*** Block opens ***

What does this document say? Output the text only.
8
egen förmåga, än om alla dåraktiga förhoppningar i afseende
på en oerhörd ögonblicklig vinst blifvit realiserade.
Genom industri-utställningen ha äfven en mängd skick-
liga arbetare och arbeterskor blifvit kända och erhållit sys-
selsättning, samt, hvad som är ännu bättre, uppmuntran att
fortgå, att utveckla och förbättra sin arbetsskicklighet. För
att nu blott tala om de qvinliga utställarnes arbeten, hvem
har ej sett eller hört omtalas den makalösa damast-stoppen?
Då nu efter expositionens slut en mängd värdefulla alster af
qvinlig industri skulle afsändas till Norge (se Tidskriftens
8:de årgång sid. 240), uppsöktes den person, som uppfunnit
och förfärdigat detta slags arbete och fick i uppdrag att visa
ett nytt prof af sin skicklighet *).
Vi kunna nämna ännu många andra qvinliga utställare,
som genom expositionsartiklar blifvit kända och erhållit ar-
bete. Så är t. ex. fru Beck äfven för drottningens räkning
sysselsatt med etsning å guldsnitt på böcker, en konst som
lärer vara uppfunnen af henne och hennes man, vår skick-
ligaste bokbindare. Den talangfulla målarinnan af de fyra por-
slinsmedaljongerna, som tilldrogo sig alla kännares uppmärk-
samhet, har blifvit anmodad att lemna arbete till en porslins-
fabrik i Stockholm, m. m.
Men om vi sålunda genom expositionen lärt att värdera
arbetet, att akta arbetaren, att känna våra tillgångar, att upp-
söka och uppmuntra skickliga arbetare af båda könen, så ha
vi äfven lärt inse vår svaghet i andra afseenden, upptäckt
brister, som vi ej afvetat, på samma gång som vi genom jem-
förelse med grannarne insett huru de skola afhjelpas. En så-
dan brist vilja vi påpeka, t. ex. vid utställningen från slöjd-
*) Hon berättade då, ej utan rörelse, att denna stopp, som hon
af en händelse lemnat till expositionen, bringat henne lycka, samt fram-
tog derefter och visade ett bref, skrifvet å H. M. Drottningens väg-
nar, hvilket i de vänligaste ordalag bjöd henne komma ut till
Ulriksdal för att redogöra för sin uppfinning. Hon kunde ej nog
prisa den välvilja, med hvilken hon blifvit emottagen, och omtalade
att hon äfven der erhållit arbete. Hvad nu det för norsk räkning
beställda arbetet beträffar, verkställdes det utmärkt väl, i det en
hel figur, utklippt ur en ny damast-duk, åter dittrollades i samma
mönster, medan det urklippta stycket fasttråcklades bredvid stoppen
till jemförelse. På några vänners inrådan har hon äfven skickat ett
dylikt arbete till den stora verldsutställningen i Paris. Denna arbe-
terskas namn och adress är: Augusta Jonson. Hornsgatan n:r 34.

*** Block closes ***

Each line of the data above containing the string "stoppen" is to be copied.

## ANSWER TO THIS EXERCISE
har ej sett eller hört omtalas den makalösa damast-stoppen?
mönster, medan det urklippta stycket fasttråcklades bredvid stoppen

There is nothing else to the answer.